Lines of data:
══════════

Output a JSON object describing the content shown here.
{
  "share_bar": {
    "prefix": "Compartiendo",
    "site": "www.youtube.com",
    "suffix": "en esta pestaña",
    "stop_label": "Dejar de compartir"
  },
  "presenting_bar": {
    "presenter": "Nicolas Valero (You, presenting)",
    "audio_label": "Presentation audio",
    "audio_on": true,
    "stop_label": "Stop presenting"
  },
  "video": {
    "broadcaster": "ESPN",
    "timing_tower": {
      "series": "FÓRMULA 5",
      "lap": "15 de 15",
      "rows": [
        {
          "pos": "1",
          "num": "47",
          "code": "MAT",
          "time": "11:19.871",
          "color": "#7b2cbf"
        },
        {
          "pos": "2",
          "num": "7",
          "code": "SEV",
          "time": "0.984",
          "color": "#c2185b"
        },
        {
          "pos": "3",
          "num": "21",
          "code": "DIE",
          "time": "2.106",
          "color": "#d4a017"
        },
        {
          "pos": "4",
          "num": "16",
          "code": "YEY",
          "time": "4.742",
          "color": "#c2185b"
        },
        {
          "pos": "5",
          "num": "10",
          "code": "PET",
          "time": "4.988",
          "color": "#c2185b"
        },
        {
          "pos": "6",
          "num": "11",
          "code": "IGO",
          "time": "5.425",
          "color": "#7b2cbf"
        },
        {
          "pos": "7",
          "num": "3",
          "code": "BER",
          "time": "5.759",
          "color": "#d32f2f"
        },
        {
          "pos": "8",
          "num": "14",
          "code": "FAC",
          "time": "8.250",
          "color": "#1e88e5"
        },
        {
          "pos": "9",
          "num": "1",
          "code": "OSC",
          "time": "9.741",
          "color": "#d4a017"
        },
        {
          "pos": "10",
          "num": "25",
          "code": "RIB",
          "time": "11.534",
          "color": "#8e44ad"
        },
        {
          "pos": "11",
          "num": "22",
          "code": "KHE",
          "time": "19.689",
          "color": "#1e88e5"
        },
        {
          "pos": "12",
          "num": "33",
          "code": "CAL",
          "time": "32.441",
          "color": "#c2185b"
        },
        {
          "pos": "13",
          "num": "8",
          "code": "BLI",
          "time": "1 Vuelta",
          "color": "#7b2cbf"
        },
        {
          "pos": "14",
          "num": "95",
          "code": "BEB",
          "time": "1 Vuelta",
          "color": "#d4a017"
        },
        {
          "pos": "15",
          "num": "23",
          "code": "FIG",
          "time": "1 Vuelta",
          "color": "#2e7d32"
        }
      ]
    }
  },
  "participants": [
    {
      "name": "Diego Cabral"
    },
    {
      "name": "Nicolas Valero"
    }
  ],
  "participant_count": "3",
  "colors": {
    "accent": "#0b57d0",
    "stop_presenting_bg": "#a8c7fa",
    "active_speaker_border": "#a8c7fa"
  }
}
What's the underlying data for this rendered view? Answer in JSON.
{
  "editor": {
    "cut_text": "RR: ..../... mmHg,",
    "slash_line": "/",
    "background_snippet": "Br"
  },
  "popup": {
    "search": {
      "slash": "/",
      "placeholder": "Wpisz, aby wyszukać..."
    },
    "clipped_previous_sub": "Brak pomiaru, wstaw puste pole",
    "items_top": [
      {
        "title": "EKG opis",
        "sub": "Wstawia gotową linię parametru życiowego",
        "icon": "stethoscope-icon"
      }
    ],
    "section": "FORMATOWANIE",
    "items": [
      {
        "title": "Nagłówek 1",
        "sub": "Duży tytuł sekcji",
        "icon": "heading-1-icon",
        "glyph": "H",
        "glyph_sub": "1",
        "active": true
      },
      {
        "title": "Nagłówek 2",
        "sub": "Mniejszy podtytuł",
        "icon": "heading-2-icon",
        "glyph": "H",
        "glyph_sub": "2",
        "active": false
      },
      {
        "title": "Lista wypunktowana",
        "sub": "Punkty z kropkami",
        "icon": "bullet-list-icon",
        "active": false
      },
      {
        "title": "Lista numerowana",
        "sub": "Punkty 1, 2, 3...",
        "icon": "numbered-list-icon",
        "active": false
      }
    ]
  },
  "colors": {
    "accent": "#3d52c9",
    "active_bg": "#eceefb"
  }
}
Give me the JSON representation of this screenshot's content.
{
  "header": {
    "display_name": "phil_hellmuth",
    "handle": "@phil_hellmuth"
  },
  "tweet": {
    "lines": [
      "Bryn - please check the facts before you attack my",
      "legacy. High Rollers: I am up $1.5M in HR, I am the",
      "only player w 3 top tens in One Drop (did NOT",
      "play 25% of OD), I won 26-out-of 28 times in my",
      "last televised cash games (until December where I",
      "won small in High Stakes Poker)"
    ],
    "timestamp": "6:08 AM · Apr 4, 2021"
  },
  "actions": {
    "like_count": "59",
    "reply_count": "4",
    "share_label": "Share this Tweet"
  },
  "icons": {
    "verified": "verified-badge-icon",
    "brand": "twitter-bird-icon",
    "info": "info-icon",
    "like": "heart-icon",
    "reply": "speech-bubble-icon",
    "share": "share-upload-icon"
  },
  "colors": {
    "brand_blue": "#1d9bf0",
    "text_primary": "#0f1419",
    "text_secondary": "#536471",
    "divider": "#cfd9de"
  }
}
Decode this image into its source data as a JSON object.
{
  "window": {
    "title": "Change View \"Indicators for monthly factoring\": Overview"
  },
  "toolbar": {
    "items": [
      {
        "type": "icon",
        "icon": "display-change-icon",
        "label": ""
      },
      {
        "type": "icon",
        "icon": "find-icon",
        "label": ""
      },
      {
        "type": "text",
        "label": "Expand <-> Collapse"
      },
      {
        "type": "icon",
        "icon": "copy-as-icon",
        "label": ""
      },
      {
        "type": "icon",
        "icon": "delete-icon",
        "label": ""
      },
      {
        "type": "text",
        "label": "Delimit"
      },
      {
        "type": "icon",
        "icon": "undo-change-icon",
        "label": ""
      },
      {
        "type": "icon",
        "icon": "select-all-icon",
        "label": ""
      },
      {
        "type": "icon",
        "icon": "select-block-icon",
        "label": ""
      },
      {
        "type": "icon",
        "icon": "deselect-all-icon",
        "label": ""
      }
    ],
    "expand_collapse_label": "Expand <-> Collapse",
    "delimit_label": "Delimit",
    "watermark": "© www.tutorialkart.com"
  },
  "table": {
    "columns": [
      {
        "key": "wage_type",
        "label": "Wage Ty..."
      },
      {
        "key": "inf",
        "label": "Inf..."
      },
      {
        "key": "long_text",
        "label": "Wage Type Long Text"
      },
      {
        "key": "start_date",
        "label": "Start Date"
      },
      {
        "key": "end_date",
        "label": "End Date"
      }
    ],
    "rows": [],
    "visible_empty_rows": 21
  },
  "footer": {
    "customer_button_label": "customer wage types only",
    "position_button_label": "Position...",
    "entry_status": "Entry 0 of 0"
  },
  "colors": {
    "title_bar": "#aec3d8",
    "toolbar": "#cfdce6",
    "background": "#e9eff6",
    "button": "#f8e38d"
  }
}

══════════

→ Given request:
Read the lines above. Gather those in which the string "Collapse" is found.

→ Task solution:
        "label": "Expand <-> Collapse"
    "expand_collapse_label": "Expand <-> Collapse",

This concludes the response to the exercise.